Stated problem: What lines of the data include the string "feature"? Copy them all.

[Stored data entries]
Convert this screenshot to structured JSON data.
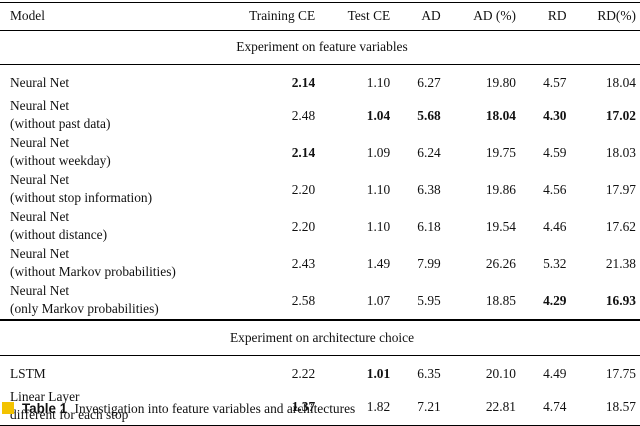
{
  "columns": [
    "Model",
    "Training CE",
    "Test CE",
    "AD",
    "AD (%)",
    "RD",
    "RD(%)"
  ],
  "sections": [
    {
      "title": "Experiment on feature variables",
      "rows": [
        {
          "model": [
            "Neural Net"
          ],
          "values": [
            "2.14",
            "1.10",
            "6.27",
            "19.80",
            "4.57",
            "18.04"
          ],
          "bold": [
            true,
            false,
            false,
            false,
            false,
            false
          ]
        },
        {
          "model": [
            "Neural Net",
            "(without past data)"
          ],
          "values": [
            "2.48",
            "1.04",
            "5.68",
            "18.04",
            "4.30",
            "17.02"
          ],
          "bold": [
            false,
            true,
            true,
            true,
            true,
            true
          ]
        },
        {
          "model": [
            "Neural Net",
            "(without weekday)"
          ],
          "values": [
            "2.14",
            "1.09",
            "6.24",
            "19.75",
            "4.59",
            "18.03"
          ],
          "bold": [
            true,
            false,
            false,
            false,
            false,
            false
          ]
        },
        {
          "model": [
            "Neural Net",
            "(without stop information)"
          ],
          "values": [
            "2.20",
            "1.10",
            "6.38",
            "19.86",
            "4.56",
            "17.97"
          ],
          "bold": [
            false,
            false,
            false,
            false,
            false,
            false
          ]
        },
        {
          "model": [
            "Neural Net",
            "(without distance)"
          ],
          "values": [
            "2.20",
            "1.10",
            "6.18",
            "19.54",
            "4.46",
            "17.62"
          ],
          "bold": [
            false,
            false,
            false,
            false,
            false,
            false
          ]
        },
        {
          "model": [
            "Neural Net",
            "(without Markov probabilities)"
          ],
          "values": [
            "2.43",
            "1.49",
            "7.99",
            "26.26",
            "5.32",
            "21.38"
          ],
          "bold": [
            false,
            false,
            false,
            false,
            false,
            false
          ]
        },
        {
          "model": [
            "Neural Net",
            "(only Markov probabilities)"
          ],
          "values": [
            "2.58",
            "1.07",
            "5.95",
            "18.85",
            "4.29",
            "16.93"
          ],
          "bold": [
            false,
            false,
            false,
            false,
            true,
            true
          ]
        }
      ]
    },
    {
      "title": "Experiment on architecture choice",
      "rows": [
        {
          "model": [
            "LSTM"
          ],
          "values": [
            "2.22",
            "1.01",
            "6.35",
            "20.10",
            "4.49",
            "17.75"
          ],
          "bold": [
            false,
            true,
            false,
            false,
            false,
            false
          ]
        },
        {
          "model": [
            "Linear Layer",
            "different for each stop"
          ],
          "values": [
            "1.37",
            "1.82",
            "7.21",
            "22.81",
            "4.74",
            "18.57"
          ],
          "bold": [
            true,
            false,
            false,
            false,
            false,
            false
          ]
        }
      ]
    }
  ],
  "caption": {
    "label": "Table 1",
    "text": "Investigation into feature variables and architectures",
    "marker_color": "#f3c300"
  }
}
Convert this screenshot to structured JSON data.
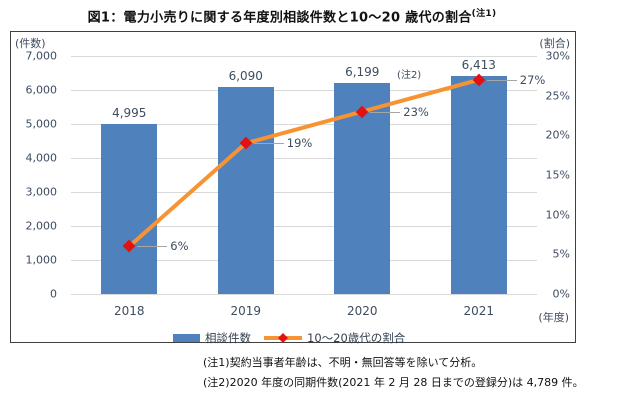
{
  "title": {
    "text": "図1：電力小売りに関する年度別相談件数と10〜20 歳代の割合",
    "superscript": "(注1)"
  },
  "chart_data": {
    "type": "bar+line combo",
    "categories": [
      "2018",
      "2019",
      "2020",
      "2021"
    ],
    "series": [
      {
        "name": "相談件数",
        "type": "bar",
        "axis": "left",
        "values": [
          4995,
          6090,
          6199,
          6413
        ],
        "labels": [
          "4,995",
          "6,090",
          "6,199",
          "6,413"
        ],
        "label_notes": [
          "",
          "",
          "(注2)",
          ""
        ],
        "color": "#4f81bd"
      },
      {
        "name": "10〜20歳代の割合",
        "type": "line",
        "axis": "right",
        "values": [
          6,
          19,
          23,
          27
        ],
        "labels": [
          "6%",
          "19%",
          "23%",
          "27%"
        ],
        "color": "#f79333",
        "marker": "diamond",
        "marker_color": "#e31212"
      }
    ],
    "left_axis": {
      "title": "(件数)",
      "min": 0,
      "max": 7000,
      "tick_step": 1000,
      "tick_labels": [
        "0",
        "1,000",
        "2,000",
        "3,000",
        "4,000",
        "5,000",
        "6,000",
        "7,000"
      ]
    },
    "right_axis": {
      "title": "(割合)",
      "min": 0,
      "max": 30,
      "tick_step": 5,
      "tick_labels": [
        "0%",
        "5%",
        "10%",
        "15%",
        "20%",
        "25%",
        "30%"
      ]
    },
    "x_axis_unit": "(年度)",
    "grid": "horizontal, every 1,000 on left axis",
    "legend_position": "bottom"
  },
  "legend": {
    "items": [
      {
        "label": "相談件数",
        "swatch": "bar"
      },
      {
        "label": "10〜20歳代の割合",
        "swatch": "line-diamond"
      }
    ]
  },
  "notes": [
    "(注1)契約当事者年齢は、不明・無回答等を除いて分析。",
    "(注2)2020 年度の同期件数(2021 年 2 月 28 日までの登録分)は 4,789 件。"
  ],
  "colors": {
    "bar": "#4f81bd",
    "line": "#f79333",
    "marker": "#e31212",
    "gridline": "#d9d9d9",
    "leader": "#a6a6a6",
    "axis_text": "#3e4c60",
    "frame_border": "#404040"
  }
}
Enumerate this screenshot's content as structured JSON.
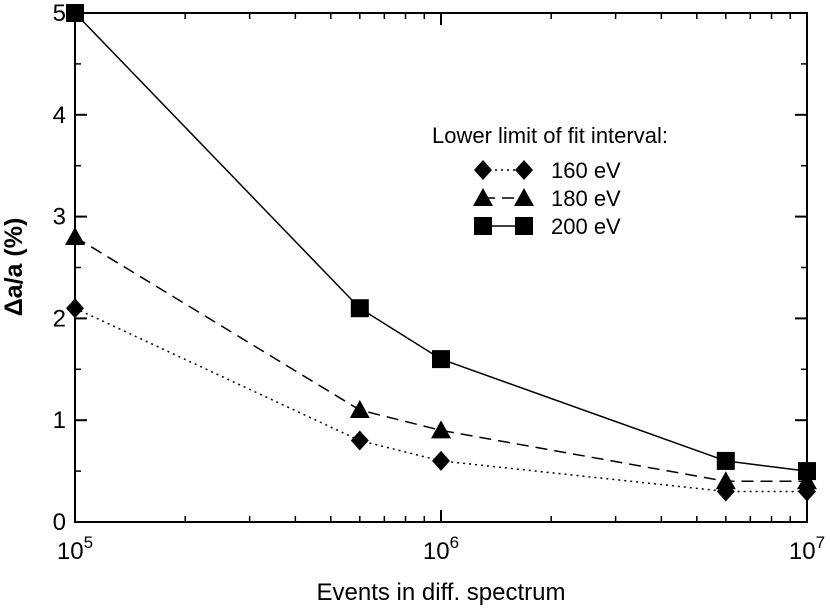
{
  "chart_data": {
    "type": "line",
    "title": "",
    "xlabel": "Events in diff. spectrum",
    "ylabel": "Δa/a (%)",
    "xscale": "log",
    "xlim": [
      100000,
      10000000
    ],
    "ylim": [
      0,
      5
    ],
    "x_ticks": [
      {
        "value": 100000,
        "base": "10",
        "exp": "5"
      },
      {
        "value": 1000000,
        "base": "10",
        "exp": "6"
      },
      {
        "value": 10000000,
        "base": "10",
        "exp": "7"
      }
    ],
    "y_ticks": [
      {
        "value": 0,
        "label": "0"
      },
      {
        "value": 1,
        "label": "1"
      },
      {
        "value": 2,
        "label": "2"
      },
      {
        "value": 3,
        "label": "3"
      },
      {
        "value": 4,
        "label": "4"
      },
      {
        "value": 5,
        "label": "5"
      }
    ],
    "legend_title": "Lower limit of fit interval:",
    "legend_position": "upper-right",
    "series": [
      {
        "name": "160 eV",
        "marker": "diamond",
        "linestyle": "dotted",
        "color": "#000000",
        "x": [
          100000,
          600000,
          1000000,
          6000000,
          10000000
        ],
        "y": [
          2.1,
          0.8,
          0.6,
          0.3,
          0.3
        ]
      },
      {
        "name": "180 eV",
        "marker": "triangle",
        "linestyle": "dashed",
        "color": "#000000",
        "x": [
          100000,
          600000,
          1000000,
          6000000,
          10000000
        ],
        "y": [
          2.8,
          1.1,
          0.9,
          0.4,
          0.4
        ]
      },
      {
        "name": "200 eV",
        "marker": "square",
        "linestyle": "solid",
        "color": "#000000",
        "x": [
          100000,
          600000,
          1000000,
          6000000,
          10000000
        ],
        "y": [
          5.0,
          2.1,
          1.6,
          0.6,
          0.5
        ]
      }
    ]
  }
}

Completed exercise:
      "title": "Experiment on feature variables",
    "text": "Investigation into feature variables and architectures",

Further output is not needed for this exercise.